## Exercise input
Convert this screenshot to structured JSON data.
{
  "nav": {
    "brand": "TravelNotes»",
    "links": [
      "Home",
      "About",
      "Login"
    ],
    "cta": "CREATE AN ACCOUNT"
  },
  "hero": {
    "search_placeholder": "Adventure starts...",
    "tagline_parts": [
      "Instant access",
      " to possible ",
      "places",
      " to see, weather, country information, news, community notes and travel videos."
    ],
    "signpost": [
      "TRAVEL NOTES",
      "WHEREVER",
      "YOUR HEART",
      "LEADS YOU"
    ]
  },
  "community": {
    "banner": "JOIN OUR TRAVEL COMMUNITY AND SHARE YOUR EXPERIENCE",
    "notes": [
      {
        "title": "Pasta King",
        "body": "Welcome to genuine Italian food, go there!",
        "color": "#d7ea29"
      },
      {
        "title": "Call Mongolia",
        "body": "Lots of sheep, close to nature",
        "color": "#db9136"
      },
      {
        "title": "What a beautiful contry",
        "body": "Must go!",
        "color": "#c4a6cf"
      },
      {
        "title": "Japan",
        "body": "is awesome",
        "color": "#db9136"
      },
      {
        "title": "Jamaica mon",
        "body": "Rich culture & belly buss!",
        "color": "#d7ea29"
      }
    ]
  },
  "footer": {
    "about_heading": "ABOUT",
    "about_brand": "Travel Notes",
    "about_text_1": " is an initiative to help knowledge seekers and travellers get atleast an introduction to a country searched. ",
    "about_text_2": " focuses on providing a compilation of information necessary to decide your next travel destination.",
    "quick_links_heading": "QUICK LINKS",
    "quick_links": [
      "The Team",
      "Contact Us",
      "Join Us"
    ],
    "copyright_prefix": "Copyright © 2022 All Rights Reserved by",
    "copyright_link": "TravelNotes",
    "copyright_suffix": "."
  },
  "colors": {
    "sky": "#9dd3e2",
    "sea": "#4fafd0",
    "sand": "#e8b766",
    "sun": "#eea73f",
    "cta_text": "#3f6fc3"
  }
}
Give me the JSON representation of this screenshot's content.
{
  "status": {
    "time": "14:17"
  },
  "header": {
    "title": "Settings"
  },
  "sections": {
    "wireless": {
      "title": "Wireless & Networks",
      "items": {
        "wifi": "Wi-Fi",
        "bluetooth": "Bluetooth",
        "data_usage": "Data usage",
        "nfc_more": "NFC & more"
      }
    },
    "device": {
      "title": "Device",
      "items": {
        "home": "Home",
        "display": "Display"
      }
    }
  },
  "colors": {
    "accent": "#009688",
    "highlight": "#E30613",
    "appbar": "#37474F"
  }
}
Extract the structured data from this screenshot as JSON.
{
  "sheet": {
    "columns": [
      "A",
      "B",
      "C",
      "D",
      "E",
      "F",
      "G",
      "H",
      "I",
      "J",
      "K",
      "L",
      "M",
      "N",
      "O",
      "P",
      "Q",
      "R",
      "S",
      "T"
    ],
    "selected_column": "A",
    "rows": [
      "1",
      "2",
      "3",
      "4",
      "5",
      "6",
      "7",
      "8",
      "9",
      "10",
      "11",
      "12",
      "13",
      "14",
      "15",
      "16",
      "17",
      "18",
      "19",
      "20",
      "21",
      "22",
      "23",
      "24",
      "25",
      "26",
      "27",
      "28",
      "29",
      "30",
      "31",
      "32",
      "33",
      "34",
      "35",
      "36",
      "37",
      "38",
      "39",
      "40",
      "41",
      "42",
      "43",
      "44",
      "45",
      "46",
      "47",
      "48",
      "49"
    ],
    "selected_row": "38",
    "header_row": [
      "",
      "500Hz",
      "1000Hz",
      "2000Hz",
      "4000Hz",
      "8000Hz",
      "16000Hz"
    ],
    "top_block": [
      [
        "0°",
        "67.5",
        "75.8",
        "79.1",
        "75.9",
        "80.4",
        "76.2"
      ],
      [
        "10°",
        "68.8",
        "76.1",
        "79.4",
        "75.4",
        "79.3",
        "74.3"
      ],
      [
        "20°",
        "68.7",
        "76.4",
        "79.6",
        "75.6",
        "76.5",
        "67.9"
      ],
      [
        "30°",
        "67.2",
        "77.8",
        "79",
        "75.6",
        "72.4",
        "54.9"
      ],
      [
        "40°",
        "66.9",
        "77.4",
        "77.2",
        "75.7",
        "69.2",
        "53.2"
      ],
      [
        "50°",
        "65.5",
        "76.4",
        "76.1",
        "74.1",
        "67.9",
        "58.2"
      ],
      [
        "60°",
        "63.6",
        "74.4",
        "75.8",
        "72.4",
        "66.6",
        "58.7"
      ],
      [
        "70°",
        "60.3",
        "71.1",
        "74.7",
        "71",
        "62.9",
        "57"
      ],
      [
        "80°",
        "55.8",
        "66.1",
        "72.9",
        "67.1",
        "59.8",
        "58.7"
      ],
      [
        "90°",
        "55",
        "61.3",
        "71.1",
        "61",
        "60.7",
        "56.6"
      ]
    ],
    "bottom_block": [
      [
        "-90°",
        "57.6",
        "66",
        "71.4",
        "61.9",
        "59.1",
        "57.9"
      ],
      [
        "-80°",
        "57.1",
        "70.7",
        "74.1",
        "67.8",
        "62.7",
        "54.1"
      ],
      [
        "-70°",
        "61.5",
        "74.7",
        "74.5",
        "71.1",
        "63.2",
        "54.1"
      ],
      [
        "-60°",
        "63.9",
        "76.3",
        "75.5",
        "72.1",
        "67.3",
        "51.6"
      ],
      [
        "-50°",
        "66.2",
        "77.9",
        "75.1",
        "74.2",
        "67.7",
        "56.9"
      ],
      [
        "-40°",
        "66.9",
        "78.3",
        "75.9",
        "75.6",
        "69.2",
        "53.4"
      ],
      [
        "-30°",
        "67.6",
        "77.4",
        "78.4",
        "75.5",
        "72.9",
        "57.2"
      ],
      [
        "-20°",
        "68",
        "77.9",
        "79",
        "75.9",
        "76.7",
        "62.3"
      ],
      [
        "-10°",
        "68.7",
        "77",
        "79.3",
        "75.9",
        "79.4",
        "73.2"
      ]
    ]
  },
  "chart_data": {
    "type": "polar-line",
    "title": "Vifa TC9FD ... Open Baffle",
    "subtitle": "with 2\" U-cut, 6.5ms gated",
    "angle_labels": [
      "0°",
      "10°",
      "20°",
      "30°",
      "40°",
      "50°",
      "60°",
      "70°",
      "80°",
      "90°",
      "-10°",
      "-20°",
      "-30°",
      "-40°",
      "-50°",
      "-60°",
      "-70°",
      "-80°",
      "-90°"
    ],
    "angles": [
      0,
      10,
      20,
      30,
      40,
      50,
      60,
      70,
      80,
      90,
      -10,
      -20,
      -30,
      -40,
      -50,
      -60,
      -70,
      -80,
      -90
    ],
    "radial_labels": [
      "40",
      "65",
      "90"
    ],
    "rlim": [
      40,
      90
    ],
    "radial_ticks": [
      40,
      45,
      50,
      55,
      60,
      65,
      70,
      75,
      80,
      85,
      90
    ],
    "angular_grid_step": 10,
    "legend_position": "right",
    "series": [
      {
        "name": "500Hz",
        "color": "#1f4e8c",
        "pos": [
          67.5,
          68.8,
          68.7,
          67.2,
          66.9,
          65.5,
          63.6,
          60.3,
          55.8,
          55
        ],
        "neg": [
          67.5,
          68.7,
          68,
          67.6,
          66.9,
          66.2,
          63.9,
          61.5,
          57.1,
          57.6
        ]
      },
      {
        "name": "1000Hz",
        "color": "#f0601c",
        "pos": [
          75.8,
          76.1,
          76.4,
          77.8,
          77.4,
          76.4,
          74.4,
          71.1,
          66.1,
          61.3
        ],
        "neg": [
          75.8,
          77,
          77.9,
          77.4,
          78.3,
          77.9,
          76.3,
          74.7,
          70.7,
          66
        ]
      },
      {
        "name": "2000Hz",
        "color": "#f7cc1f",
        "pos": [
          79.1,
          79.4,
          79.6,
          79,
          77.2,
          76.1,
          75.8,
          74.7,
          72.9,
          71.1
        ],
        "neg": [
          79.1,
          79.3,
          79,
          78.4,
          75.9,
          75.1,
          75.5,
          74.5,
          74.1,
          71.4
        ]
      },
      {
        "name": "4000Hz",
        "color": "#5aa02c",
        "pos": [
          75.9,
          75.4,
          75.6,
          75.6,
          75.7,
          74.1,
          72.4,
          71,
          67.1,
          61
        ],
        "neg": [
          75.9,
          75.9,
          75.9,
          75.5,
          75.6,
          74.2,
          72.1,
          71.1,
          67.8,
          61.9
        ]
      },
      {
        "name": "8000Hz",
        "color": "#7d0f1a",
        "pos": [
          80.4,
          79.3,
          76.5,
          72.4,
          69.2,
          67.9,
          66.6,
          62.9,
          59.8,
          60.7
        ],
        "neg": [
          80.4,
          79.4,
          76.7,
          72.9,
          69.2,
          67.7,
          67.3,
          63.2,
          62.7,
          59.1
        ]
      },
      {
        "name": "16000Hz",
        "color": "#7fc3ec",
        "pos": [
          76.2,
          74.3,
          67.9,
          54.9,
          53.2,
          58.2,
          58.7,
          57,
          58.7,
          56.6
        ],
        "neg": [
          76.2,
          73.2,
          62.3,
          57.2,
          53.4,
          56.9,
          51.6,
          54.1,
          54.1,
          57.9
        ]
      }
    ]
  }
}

## Exercise
Locate each line containing the string "information" and show it.

## Exercise output
      " to see, weather, country information, news, community notes and travel videos."
    "about_text_2": " focuses on providing a compilation of information necessary to decide your next travel destination.",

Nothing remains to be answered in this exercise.